> **Document text**:
——

JavaScript Information
A complete, read-only report of what the JavaScript runtime in your browser exposes to any web page right now — engine, document, screen, locale, the full navigator object, Client Hints, Battery, Network, Bluetooth, Web Audio, Speech synthesis, plugins, and MIME types.
Probing JavaScript runtime…
What this tool measures
Your browser ships with a JavaScript engine — V8 in Chromium, SpiderMonkey in Firefox, JavaScriptCore in Safari — that decides how fast your code runs and which APIs are available. This page probes the runtime from inside it: the shape of Error.stack identifies the engine; the navigator, screen, document, and Intl objects describe the device; and modern APIs (User-Agent Client Hints, getBattery(), connection, bluetooth.getAvailability(), AudioContext, speechSynthesis) expose hardware and network characteristics. The final section enumerates every remaining property on window.navigator so you can see the full surface a tracker could read.
Why JavaScript features matter for privacy
Every feature your browser exposes is a potential data point for a fingerprinting script. Combined with fonts, canvas, and WebGL renderer information, the numbers reported here contribute to a signature that can re-identify you across sessions even with cookies cleared.

——

Page segmentation data

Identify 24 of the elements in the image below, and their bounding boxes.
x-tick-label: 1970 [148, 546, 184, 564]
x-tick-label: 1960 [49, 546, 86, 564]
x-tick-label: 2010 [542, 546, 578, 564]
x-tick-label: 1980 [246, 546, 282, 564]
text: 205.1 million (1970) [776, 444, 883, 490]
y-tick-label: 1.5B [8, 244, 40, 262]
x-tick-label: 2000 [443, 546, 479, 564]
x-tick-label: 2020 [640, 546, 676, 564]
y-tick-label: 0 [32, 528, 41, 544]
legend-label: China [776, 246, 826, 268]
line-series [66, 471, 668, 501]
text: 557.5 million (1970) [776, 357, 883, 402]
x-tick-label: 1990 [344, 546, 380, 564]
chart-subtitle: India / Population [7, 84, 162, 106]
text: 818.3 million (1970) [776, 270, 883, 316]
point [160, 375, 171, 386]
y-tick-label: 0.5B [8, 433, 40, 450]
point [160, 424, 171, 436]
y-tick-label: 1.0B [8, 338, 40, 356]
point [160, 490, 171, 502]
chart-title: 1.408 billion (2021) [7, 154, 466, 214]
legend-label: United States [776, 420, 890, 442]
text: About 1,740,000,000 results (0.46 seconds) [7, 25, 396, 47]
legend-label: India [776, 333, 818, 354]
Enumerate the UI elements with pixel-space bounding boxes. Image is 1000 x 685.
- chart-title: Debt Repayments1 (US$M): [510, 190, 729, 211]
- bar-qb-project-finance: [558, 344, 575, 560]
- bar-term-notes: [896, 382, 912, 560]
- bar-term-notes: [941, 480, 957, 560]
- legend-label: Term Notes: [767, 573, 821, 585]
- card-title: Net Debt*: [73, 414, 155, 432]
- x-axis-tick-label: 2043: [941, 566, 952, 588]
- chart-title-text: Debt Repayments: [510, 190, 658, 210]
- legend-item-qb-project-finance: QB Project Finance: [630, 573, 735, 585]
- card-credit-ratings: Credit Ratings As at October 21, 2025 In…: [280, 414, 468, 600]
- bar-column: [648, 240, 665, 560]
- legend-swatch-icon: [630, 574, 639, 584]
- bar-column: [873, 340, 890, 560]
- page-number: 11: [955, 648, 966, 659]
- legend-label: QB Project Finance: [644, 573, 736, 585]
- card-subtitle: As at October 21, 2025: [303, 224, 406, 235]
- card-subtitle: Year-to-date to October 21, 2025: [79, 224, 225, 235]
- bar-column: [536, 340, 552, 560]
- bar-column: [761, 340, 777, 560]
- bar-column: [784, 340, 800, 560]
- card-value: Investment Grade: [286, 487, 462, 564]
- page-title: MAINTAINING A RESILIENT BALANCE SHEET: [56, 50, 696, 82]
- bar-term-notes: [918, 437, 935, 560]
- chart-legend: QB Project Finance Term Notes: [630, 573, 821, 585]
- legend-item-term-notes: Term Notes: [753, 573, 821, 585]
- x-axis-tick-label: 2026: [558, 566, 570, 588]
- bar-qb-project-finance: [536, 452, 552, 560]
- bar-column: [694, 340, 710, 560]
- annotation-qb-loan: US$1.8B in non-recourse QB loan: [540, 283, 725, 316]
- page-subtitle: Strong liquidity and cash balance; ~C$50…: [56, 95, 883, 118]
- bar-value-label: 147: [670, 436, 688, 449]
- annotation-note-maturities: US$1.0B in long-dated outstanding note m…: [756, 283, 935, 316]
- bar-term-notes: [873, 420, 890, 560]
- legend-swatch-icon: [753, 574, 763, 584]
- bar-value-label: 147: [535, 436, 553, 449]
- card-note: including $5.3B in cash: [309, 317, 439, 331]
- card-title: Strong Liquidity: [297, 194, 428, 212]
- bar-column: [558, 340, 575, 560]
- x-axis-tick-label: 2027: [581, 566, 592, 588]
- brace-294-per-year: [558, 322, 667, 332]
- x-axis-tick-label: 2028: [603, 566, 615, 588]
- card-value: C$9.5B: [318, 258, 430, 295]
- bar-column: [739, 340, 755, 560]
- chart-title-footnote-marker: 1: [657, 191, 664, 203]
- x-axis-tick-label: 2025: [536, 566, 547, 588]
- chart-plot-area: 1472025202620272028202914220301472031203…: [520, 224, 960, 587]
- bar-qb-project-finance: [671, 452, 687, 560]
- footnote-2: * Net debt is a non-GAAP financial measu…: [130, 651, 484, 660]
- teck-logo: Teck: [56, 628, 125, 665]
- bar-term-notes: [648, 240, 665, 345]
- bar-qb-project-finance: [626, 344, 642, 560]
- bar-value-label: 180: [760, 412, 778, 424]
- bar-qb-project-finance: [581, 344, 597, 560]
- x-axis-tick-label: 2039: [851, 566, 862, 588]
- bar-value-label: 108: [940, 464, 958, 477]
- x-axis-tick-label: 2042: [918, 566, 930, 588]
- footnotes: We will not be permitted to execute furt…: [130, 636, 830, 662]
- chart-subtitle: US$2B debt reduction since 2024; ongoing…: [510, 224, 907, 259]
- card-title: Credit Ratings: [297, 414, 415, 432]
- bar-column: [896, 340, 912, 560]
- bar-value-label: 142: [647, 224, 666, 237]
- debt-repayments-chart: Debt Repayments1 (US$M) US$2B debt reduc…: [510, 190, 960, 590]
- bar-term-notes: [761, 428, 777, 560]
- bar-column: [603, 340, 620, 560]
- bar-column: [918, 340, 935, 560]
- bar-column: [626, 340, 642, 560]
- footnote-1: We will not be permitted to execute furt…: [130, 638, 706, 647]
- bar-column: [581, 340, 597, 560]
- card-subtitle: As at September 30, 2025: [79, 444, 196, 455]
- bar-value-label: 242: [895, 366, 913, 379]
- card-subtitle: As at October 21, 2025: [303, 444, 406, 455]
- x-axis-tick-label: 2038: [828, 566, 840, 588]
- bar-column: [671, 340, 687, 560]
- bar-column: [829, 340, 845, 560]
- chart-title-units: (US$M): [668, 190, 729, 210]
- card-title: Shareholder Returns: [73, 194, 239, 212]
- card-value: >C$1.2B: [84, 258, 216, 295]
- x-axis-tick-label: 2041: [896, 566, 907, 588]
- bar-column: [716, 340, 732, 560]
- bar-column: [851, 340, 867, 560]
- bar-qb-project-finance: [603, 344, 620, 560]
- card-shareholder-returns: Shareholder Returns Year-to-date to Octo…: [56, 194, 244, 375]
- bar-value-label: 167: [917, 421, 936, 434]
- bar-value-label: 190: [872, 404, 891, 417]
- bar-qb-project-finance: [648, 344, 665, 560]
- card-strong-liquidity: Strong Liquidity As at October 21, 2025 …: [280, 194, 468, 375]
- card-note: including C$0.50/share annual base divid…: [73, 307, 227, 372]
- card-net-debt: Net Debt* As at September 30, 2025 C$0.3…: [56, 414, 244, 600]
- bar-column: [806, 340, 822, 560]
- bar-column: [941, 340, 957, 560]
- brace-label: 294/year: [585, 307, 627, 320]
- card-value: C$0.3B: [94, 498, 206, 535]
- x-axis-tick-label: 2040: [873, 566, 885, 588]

——

> **Problems to solve**:
• a. From the JavaScript Information page, return the passage starting with "JavaScript Information" and going on through "and MIME types.", copied word for word.
• b. According to the JavaScript Information page, which JavaScript engine does Firefox use?

> **Solutions for each task**:
• a.
JavaScript Information
A complete, read-only report of what the JavaScript runtime in your browser exposes to any web page right now — engine, document, screen, locale, the full navigator object, Client Hints, Battery, Network, Bluetooth, Web Audio, Speech synthesis, plugins, and MIME types.

• b. SpiderMonkey